*Your task:* Copy each line below that includes "this".

-------- Dataset --------

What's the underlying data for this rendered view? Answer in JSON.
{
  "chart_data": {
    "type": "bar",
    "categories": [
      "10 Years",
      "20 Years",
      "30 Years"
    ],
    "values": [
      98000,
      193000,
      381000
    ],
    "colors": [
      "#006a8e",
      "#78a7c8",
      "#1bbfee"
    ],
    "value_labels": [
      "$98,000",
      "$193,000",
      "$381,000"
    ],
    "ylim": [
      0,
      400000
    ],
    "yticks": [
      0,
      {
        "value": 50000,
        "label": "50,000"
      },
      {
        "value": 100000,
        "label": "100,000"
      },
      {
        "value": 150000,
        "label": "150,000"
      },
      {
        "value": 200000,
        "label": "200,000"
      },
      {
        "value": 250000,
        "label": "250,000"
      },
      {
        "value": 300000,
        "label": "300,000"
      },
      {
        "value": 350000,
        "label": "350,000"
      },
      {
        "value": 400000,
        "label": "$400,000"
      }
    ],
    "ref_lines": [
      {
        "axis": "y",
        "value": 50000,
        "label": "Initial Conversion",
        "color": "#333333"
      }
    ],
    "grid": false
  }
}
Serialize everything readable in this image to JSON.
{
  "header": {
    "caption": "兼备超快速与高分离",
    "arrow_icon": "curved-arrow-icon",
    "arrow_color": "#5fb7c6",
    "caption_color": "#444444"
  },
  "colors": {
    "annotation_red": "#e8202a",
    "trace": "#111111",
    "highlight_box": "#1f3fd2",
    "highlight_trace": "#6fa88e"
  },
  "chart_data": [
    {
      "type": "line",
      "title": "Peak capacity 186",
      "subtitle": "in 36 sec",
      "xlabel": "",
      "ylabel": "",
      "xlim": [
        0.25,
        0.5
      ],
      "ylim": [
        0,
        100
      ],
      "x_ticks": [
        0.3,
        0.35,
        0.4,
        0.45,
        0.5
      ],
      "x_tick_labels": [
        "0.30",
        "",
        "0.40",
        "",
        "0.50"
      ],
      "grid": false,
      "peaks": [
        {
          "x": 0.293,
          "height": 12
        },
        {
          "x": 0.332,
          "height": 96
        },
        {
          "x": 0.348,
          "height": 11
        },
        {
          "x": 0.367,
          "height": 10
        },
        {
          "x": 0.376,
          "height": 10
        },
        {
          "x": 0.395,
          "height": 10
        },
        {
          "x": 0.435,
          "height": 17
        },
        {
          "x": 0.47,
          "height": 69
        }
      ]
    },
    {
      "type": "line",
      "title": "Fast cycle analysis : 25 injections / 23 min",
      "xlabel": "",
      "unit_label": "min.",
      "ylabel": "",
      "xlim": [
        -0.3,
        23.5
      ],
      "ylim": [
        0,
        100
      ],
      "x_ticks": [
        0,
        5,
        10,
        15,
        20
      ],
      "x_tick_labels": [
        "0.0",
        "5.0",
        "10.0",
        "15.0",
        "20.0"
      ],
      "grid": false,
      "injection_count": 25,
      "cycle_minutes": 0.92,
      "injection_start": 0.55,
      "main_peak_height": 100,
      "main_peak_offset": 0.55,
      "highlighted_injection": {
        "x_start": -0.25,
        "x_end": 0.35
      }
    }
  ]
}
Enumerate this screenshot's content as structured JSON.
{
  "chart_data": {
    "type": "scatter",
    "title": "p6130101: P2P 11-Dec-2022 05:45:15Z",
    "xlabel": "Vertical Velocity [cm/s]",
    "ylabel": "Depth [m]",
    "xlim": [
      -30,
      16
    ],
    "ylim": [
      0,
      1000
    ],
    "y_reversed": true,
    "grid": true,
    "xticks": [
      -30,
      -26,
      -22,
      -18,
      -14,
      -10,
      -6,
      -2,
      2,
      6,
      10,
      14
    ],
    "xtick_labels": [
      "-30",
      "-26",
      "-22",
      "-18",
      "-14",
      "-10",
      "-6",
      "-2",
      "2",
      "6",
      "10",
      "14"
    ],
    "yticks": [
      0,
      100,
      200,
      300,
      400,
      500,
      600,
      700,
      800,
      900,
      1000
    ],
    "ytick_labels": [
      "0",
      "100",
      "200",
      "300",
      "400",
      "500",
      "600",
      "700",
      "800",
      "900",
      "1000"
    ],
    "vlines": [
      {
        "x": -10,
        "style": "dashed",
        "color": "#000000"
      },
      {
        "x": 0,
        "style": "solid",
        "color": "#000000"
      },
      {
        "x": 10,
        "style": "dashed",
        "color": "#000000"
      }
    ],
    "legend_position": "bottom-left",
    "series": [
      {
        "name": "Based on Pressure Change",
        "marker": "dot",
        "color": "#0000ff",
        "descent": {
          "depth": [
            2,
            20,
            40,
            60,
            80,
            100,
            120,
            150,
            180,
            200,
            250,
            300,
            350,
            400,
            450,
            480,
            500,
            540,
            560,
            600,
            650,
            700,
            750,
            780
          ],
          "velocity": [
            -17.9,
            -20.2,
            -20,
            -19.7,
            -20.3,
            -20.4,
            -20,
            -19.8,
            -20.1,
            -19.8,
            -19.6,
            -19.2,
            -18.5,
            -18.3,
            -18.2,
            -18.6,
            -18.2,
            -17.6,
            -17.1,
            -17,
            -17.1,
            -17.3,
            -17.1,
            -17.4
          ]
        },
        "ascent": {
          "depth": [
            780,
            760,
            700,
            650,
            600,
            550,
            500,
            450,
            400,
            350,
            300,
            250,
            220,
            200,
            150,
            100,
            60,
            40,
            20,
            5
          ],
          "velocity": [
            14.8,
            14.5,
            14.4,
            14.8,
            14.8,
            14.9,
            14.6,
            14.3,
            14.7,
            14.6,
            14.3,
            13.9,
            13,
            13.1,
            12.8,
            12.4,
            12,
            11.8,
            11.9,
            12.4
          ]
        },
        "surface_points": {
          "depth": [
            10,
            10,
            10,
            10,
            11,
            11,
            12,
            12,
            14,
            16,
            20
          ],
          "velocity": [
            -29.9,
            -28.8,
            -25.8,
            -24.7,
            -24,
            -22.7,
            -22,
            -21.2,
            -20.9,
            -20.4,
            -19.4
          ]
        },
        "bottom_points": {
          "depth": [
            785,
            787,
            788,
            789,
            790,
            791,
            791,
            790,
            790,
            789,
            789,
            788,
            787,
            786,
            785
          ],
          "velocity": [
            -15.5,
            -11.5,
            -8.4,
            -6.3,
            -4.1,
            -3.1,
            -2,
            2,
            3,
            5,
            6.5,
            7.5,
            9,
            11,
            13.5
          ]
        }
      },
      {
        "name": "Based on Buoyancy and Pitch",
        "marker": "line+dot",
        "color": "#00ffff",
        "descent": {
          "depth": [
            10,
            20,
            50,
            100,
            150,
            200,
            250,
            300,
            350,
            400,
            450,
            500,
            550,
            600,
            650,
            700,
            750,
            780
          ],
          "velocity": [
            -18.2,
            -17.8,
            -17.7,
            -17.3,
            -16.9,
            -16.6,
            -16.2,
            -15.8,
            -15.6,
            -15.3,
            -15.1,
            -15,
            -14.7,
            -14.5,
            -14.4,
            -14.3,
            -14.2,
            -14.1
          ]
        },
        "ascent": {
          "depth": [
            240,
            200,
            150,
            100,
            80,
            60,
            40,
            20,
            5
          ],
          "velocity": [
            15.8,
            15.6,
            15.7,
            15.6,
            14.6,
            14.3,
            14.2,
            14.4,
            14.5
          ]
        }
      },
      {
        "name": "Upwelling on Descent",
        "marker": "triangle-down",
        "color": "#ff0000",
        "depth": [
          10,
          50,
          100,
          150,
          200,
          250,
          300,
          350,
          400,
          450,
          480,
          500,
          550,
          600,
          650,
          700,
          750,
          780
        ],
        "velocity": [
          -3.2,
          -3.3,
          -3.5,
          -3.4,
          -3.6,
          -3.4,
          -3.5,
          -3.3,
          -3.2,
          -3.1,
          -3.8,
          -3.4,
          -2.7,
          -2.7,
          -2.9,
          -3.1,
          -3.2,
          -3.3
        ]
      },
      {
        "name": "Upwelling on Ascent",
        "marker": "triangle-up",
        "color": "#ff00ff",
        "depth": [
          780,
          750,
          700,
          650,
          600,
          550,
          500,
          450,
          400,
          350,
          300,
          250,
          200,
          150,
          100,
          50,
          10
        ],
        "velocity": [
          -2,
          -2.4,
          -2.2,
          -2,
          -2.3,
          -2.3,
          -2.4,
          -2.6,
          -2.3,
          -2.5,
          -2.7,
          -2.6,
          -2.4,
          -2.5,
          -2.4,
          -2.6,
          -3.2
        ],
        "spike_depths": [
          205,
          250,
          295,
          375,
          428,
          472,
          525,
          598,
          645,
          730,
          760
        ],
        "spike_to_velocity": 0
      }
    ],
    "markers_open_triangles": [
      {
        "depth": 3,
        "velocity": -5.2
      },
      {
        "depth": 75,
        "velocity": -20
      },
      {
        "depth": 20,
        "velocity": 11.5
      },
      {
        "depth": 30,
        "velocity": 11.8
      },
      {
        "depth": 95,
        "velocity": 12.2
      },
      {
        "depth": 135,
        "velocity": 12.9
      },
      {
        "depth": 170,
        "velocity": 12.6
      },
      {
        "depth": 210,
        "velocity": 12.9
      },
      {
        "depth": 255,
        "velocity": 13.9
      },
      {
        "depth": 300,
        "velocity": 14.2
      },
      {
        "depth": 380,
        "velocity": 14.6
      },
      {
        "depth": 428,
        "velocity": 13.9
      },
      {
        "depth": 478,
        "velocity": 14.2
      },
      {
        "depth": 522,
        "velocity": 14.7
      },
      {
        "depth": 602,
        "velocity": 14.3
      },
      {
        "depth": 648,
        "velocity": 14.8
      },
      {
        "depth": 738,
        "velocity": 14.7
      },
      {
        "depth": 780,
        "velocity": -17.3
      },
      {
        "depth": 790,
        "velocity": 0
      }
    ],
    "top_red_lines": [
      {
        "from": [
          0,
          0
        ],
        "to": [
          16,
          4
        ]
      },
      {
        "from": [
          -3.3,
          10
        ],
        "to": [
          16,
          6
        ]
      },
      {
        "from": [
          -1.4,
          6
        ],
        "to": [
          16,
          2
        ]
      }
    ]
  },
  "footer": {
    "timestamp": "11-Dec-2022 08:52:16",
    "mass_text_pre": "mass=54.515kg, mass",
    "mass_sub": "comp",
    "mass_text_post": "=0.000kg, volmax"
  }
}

--------

*Exercise output:*
What's the underlying data for this rendered view? Answer in JSON.
Serialize everything readable in this image to JSON.
Enumerate this screenshot's content as structured JSON.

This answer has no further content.